*PROBLEM DETAILS*
Return the records below line for line and unchanged, leaving out the pictures.

=== PROVIDED DATA ===

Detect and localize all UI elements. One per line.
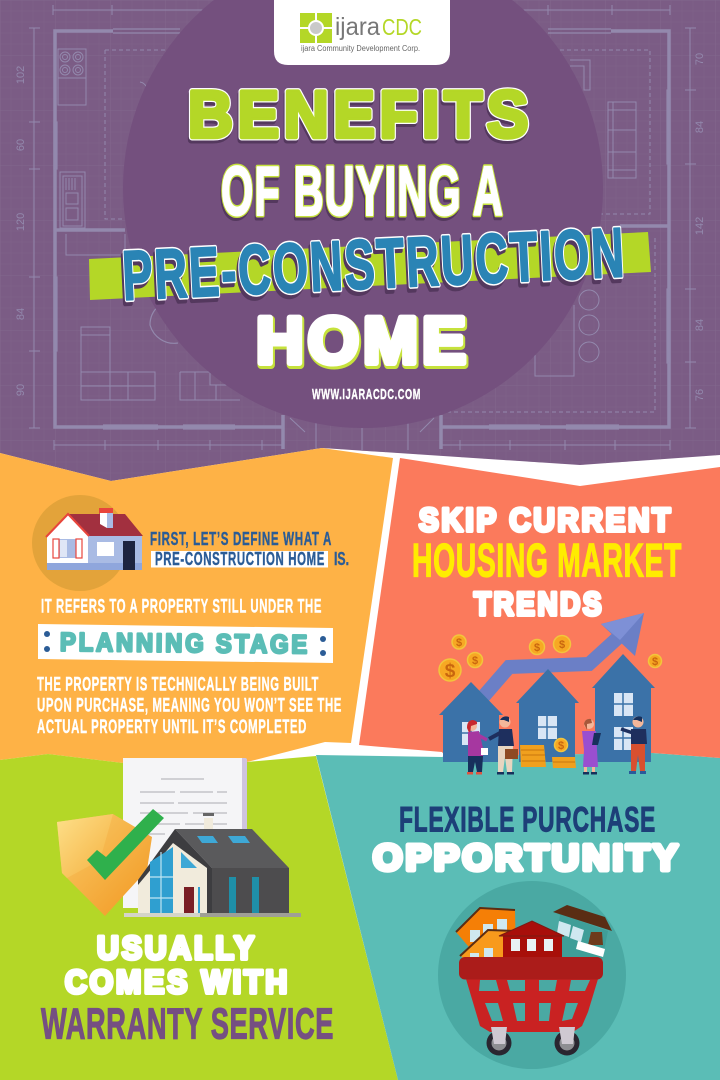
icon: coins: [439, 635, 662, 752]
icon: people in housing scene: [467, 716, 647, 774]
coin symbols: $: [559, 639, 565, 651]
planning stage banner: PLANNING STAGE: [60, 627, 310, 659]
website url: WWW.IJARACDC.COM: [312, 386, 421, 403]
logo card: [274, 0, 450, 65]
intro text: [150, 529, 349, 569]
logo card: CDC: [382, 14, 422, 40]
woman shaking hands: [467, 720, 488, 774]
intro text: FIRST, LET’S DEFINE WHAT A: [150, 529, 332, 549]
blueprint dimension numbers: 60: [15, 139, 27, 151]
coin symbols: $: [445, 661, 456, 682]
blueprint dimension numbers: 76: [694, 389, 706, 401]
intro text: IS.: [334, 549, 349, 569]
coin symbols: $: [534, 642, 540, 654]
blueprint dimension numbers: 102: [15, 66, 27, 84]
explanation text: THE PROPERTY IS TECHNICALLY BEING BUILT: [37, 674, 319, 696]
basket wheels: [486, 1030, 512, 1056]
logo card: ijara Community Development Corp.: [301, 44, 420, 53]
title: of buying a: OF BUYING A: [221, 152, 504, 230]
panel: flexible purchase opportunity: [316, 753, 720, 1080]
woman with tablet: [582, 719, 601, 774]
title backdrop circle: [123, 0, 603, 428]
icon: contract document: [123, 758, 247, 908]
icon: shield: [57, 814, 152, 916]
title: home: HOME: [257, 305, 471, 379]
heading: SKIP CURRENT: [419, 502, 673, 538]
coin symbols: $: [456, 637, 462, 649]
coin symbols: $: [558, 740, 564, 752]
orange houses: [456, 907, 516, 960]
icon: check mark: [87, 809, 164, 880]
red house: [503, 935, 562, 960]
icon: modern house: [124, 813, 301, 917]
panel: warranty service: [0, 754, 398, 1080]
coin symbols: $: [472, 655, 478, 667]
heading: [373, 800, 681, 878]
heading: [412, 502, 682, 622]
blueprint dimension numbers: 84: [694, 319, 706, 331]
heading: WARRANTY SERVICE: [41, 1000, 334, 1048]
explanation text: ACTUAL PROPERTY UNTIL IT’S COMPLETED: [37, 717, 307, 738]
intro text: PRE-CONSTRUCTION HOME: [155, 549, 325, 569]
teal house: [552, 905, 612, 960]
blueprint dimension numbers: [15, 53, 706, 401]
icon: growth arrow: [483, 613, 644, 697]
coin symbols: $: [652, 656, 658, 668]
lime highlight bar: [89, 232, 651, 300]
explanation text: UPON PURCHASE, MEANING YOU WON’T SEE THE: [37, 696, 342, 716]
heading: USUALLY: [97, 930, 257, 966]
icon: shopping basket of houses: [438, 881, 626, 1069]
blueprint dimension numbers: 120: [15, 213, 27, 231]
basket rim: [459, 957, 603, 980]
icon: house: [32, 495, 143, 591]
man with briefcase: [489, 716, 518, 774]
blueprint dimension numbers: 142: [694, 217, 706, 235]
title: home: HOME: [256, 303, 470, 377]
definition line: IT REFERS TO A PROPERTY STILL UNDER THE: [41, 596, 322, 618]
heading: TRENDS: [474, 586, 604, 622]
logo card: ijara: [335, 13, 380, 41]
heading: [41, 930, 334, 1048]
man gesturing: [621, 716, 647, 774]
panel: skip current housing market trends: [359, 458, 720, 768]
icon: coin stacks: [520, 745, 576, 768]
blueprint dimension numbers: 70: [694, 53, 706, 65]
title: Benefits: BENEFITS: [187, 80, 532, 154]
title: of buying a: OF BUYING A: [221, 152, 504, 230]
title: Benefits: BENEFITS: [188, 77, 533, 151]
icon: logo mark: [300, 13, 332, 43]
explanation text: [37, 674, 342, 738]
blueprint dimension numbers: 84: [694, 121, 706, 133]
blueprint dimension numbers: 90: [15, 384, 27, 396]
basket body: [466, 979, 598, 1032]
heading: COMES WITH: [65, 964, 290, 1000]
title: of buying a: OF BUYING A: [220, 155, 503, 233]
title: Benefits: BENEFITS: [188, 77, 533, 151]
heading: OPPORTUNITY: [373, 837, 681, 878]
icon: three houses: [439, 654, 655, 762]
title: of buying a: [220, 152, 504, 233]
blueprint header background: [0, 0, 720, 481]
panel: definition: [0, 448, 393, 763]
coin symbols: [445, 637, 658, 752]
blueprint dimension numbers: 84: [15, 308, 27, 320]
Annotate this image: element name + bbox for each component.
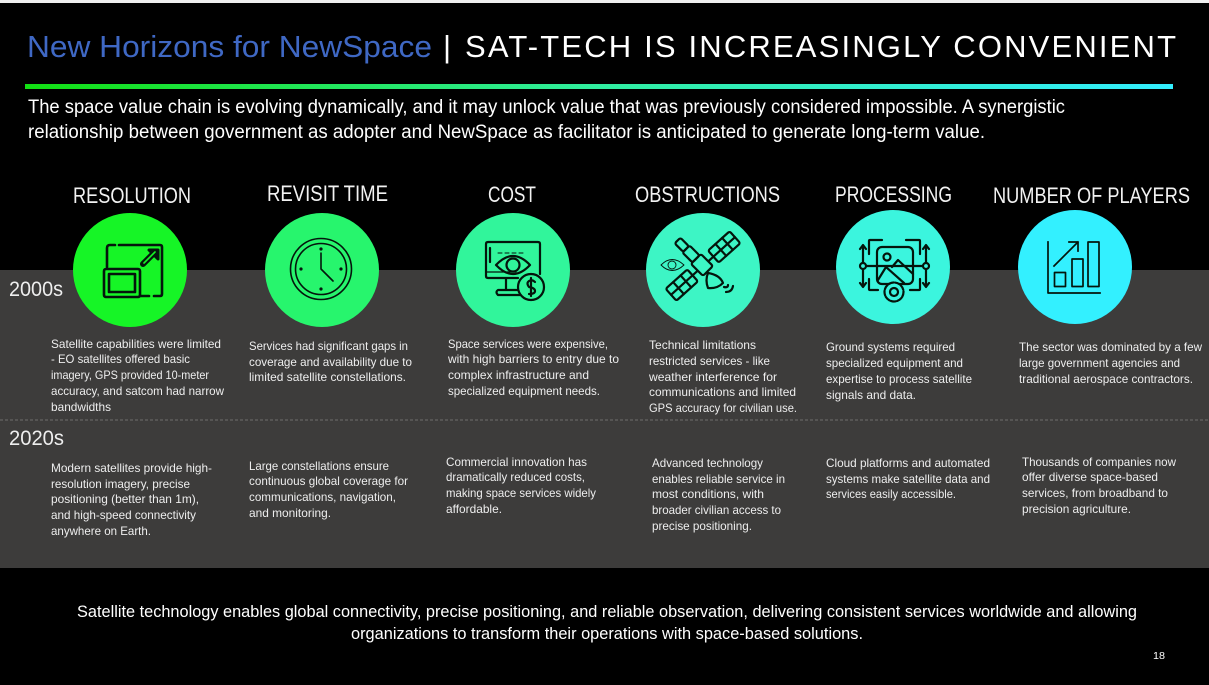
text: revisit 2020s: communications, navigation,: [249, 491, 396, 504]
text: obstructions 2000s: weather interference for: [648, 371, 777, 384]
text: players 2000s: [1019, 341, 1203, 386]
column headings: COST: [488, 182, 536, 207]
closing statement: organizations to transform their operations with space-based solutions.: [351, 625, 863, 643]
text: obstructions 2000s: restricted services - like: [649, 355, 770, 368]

===

*SOLVED EXERCISE*
Detect and localize all UI elements. One per line.
icon: coins: [439, 635, 662, 752]
icon: people in housing scene: [467, 716, 647, 774]
coin symbols: $: [559, 639, 565, 651]
planning stage banner: PLANNING STAGE: [60, 627, 310, 659]
website url: WWW.IJARACDC.COM: [312, 386, 421, 403]
logo card: [274, 0, 450, 65]
intro text: [150, 529, 349, 569]
logo card: CDC: [382, 14, 422, 40]
woman shaking hands: [467, 720, 488, 774]
intro text: FIRST, LET’S DEFINE WHAT A: [150, 529, 332, 549]
blueprint dimension numbers: 60: [15, 139, 27, 151]
coin symbols: $: [445, 661, 456, 682]
blueprint dimension numbers: 76: [694, 389, 706, 401]
intro text: IS.: [334, 549, 349, 569]
coin symbols: $: [534, 642, 540, 654]
blueprint dimension numbers: 102: [15, 66, 27, 84]
explanation text: THE PROPERTY IS TECHNICALLY BEING BUILT: [37, 674, 319, 696]
basket wheels: [486, 1030, 512, 1056]
logo card: ijara Community Development Corp.: [301, 44, 420, 53]
title: of buying a: OF BUYING A: [221, 152, 504, 230]
panel: flexible purchase opportunity: [316, 753, 720, 1080]
woman with tablet: [582, 719, 601, 774]
title backdrop circle: [123, 0, 603, 428]
icon: contract document: [123, 758, 247, 908]
icon: shield: [57, 814, 152, 916]
title: home: HOME: [257, 305, 471, 379]
heading: SKIP CURRENT: [419, 502, 673, 538]
coin symbols: $: [456, 637, 462, 649]
coin symbols: $: [558, 740, 564, 752]
orange houses: [456, 907, 516, 960]
icon: check mark: [87, 809, 164, 880]
red house: [503, 935, 562, 960]
icon: modern house: [124, 813, 301, 917]
panel: warranty service: [0, 754, 398, 1080]
coin symbols: $: [472, 655, 478, 667]
heading: [373, 800, 681, 878]
heading: [412, 502, 682, 622]
blueprint dimension numbers: 84: [694, 319, 706, 331]
heading: WARRANTY SERVICE: [41, 1000, 334, 1048]
explanation text: ACTUAL PROPERTY UNTIL IT’S COMPLETED: [37, 717, 307, 738]
intro text: PRE-CONSTRUCTION HOME: [155, 549, 325, 569]
teal house: [552, 905, 612, 960]
blueprint dimension numbers: [15, 53, 706, 401]
icon: growth arrow: [483, 613, 644, 697]
coin symbols: $: [652, 656, 658, 668]
lime highlight bar: [89, 232, 651, 300]
explanation text: UPON PURCHASE, MEANING YOU WON’T SEE THE: [37, 696, 342, 716]
heading: USUALLY: [97, 930, 257, 966]
icon: shopping basket of houses: [438, 881, 626, 1069]
blueprint dimension numbers: 120: [15, 213, 27, 231]
basket rim: [459, 957, 603, 980]
icon: house: [32, 495, 143, 591]
man with briefcase: [489, 716, 518, 774]
blueprint dimension numbers: 142: [694, 217, 706, 235]
title: home: HOME: [256, 303, 470, 377]
definition line: IT REFERS TO A PROPERTY STILL UNDER THE: [41, 596, 322, 618]
heading: TRENDS: [474, 586, 604, 622]
logo card: ijara: [335, 13, 380, 41]
heading: [41, 930, 334, 1048]
man gesturing: [621, 716, 647, 774]
panel: skip current housing market trends: [359, 458, 720, 768]
icon: coin stacks: [520, 745, 576, 768]
blueprint dimension numbers: 70: [694, 53, 706, 65]
title: Benefits: BENEFITS: [187, 80, 532, 154]
title: of buying a: OF BUYING A: [221, 152, 504, 230]
title: Benefits: BENEFITS: [188, 77, 533, 151]
icon: logo mark: [300, 13, 332, 43]
explanation text: [37, 674, 342, 738]
blueprint dimension numbers: 84: [694, 121, 706, 133]
blueprint dimension numbers: 90: [15, 384, 27, 396]
basket body: [466, 979, 598, 1032]
heading: COMES WITH: [65, 964, 290, 1000]
title: of buying a: OF BUYING A: [220, 155, 503, 233]
title: Benefits: BENEFITS: [188, 77, 533, 151]
heading: OPPORTUNITY: [373, 837, 681, 878]
icon: three houses: [439, 654, 655, 762]
title: of buying a: [220, 152, 504, 233]
blueprint header background: [0, 0, 720, 481]
panel: definition: [0, 448, 393, 763]
coin symbols: [445, 637, 658, 752]
blueprint dimension numbers: 84: [15, 308, 27, 320]
Annotate this image: element name + bbox for each component.
text: revisit 2020s: communications, navigation,: [249, 491, 396, 504]
text: obstructions 2000s: weather interference for: [648, 371, 777, 384]
text: players 2000s: [1019, 341, 1203, 386]
column headings: COST: [488, 182, 536, 207]
closing statement: organizations to transform their operations with space-based solutions.: [351, 625, 863, 643]
text: obstructions 2000s: restricted services - like: [649, 355, 770, 368]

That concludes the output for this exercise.